■ Your objective:
Copy each line of the data below with the word "title".

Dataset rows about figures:
========================================
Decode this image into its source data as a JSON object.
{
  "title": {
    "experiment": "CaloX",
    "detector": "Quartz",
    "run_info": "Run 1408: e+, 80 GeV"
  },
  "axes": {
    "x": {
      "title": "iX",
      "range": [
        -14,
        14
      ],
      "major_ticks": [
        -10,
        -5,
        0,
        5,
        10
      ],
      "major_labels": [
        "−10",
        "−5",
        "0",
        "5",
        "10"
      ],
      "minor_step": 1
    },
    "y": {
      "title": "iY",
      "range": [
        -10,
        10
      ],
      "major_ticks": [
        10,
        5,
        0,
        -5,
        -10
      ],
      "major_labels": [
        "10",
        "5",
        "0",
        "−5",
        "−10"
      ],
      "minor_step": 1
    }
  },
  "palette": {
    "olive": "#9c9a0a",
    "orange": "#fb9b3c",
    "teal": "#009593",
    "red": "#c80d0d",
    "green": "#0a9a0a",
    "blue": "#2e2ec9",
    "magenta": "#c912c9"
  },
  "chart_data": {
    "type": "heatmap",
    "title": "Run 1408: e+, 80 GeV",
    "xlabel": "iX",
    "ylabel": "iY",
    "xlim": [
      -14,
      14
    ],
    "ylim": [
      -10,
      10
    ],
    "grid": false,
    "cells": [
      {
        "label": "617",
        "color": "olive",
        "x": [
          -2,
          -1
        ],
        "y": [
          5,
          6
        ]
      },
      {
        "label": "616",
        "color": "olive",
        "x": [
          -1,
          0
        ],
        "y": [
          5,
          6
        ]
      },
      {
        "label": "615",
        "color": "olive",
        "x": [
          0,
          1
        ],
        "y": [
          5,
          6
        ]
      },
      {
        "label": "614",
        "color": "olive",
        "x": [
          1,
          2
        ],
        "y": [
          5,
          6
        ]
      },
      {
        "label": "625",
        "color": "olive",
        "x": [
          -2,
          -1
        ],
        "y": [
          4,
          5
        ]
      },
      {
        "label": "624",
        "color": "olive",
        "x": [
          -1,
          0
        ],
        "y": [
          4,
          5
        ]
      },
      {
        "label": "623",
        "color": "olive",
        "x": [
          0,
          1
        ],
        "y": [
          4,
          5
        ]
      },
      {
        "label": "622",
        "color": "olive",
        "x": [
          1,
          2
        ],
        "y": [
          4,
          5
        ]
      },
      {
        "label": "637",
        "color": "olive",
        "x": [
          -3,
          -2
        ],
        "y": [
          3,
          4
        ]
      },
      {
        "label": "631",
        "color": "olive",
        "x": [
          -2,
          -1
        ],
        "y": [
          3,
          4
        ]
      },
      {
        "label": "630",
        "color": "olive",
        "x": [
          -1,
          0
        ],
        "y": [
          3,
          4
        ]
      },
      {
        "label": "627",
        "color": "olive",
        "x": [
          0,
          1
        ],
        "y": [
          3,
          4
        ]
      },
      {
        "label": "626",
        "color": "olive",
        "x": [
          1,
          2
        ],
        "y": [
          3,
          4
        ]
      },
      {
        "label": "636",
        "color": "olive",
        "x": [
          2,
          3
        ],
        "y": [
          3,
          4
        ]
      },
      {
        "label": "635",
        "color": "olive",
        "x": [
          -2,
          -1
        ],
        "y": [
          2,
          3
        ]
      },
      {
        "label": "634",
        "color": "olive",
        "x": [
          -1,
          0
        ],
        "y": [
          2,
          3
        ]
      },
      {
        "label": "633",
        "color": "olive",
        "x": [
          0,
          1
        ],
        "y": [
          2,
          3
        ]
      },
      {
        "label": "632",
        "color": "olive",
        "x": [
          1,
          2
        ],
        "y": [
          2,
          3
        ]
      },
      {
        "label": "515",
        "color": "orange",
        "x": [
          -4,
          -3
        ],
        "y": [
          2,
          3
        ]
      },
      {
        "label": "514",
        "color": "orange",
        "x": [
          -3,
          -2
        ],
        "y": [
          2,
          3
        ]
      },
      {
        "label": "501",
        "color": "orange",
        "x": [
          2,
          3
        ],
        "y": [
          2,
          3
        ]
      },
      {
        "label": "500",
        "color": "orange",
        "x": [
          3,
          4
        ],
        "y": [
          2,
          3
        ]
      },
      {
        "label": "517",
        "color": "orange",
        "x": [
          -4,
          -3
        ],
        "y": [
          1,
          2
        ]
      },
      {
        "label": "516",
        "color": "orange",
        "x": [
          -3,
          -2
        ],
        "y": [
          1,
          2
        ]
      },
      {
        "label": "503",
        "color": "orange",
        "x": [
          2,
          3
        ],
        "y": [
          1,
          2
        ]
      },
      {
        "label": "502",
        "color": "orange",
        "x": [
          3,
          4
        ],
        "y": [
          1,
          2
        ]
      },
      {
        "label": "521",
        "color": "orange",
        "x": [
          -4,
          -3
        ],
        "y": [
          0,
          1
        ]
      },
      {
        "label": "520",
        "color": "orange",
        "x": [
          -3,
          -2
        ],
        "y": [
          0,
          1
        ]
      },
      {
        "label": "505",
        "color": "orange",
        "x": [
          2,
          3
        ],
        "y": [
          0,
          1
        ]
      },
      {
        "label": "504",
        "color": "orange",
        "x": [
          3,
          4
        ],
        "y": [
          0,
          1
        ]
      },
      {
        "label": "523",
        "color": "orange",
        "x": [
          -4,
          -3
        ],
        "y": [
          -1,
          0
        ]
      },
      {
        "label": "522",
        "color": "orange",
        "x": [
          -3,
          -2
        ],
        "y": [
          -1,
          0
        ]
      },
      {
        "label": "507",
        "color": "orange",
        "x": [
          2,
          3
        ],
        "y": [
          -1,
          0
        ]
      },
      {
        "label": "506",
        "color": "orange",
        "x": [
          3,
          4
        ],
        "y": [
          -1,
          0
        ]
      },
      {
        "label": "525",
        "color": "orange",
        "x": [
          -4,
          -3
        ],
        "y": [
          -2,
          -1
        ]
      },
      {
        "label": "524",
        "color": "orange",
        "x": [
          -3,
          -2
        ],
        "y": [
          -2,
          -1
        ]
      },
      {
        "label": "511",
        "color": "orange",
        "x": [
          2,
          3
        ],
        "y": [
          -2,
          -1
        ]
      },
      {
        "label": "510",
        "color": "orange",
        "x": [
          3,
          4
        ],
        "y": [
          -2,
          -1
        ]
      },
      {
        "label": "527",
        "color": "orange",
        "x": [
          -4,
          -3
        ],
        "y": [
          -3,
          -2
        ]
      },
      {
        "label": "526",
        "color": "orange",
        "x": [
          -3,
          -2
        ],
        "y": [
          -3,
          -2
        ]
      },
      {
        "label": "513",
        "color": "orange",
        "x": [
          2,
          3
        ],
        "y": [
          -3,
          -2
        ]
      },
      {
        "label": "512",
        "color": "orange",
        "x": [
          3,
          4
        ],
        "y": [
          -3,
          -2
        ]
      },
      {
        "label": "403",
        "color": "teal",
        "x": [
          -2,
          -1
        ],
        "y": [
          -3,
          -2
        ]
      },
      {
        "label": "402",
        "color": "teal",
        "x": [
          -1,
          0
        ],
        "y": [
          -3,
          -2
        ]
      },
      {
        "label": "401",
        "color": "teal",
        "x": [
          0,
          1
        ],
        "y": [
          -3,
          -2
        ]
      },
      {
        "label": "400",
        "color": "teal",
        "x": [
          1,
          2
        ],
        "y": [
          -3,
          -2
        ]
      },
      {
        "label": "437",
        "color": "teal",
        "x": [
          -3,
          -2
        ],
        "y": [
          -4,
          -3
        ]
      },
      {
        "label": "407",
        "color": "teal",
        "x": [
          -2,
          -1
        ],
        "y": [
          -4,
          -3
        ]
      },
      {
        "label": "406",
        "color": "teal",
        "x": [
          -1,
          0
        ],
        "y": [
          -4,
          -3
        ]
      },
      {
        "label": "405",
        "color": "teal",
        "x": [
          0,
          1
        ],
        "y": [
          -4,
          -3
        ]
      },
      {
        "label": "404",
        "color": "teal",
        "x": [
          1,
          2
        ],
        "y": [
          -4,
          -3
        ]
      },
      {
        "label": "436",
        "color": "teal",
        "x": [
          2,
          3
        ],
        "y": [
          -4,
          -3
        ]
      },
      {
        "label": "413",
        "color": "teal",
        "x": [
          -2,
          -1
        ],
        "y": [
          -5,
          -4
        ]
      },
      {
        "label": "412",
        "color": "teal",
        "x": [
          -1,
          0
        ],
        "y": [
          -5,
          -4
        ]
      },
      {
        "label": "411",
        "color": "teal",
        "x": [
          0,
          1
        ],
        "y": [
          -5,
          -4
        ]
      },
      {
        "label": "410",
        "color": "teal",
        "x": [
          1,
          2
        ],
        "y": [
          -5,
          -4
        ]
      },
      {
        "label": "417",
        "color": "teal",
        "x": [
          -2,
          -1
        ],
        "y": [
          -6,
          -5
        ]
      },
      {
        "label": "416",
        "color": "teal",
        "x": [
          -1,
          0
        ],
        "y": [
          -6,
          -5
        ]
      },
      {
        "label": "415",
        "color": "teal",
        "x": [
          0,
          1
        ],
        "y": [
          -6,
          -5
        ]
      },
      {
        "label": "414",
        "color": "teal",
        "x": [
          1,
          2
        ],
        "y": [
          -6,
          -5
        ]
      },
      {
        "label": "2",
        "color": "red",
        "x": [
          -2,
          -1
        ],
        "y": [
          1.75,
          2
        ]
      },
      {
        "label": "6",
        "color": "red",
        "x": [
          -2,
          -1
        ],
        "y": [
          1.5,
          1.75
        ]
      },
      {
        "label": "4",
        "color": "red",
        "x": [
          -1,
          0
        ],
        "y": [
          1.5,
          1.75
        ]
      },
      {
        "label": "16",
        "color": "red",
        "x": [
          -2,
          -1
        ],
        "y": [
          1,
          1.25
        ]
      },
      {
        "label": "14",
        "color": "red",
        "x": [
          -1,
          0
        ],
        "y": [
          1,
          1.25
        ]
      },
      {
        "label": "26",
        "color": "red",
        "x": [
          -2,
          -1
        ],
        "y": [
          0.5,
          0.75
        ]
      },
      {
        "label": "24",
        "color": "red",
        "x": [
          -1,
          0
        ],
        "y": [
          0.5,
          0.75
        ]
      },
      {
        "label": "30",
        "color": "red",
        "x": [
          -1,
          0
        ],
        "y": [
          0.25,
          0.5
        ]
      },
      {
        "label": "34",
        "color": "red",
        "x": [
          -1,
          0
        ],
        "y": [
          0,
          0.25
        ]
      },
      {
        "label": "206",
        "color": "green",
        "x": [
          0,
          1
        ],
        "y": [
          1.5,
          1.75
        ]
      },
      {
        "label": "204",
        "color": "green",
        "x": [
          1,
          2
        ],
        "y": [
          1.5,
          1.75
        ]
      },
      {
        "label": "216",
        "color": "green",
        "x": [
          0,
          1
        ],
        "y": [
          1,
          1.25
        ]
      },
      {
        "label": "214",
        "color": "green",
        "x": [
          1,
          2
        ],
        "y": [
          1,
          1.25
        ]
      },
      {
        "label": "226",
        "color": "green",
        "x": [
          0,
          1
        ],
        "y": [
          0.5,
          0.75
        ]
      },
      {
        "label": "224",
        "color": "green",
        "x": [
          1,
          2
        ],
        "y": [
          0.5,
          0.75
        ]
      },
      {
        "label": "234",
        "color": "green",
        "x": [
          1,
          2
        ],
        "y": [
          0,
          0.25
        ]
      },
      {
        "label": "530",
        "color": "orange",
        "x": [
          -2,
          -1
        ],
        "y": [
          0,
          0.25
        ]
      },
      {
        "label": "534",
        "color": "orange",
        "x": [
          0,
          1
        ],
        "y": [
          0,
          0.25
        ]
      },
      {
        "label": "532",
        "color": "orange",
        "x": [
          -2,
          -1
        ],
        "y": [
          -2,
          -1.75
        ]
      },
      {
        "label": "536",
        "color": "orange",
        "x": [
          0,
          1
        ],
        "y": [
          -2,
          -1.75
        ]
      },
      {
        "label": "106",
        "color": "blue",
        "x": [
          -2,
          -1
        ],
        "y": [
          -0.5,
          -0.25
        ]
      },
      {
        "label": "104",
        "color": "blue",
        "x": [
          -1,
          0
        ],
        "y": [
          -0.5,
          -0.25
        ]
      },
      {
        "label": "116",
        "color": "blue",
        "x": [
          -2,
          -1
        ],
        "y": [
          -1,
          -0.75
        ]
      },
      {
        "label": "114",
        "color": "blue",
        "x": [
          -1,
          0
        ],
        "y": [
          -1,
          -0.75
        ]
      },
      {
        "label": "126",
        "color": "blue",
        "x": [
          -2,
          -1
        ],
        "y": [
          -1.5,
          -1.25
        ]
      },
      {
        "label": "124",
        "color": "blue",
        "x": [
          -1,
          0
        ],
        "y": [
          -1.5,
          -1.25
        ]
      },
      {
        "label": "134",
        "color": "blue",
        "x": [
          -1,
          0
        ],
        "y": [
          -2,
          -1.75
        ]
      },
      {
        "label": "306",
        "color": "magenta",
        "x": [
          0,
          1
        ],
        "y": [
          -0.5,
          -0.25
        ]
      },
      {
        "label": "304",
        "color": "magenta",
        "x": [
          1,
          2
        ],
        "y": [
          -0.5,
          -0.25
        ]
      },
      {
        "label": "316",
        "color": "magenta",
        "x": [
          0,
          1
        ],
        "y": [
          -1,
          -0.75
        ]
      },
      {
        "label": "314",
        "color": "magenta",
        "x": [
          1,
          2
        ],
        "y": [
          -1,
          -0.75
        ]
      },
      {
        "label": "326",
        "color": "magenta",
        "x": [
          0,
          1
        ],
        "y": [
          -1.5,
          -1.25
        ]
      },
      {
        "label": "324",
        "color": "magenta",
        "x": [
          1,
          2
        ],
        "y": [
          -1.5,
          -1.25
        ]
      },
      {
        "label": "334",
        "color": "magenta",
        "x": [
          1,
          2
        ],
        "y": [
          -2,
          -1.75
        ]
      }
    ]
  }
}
========================================
■ Result of the exercise:
  "title": {
      "title": "iX",
      "title": "iY",
    "title": "Run 1408: e+, 80 GeV",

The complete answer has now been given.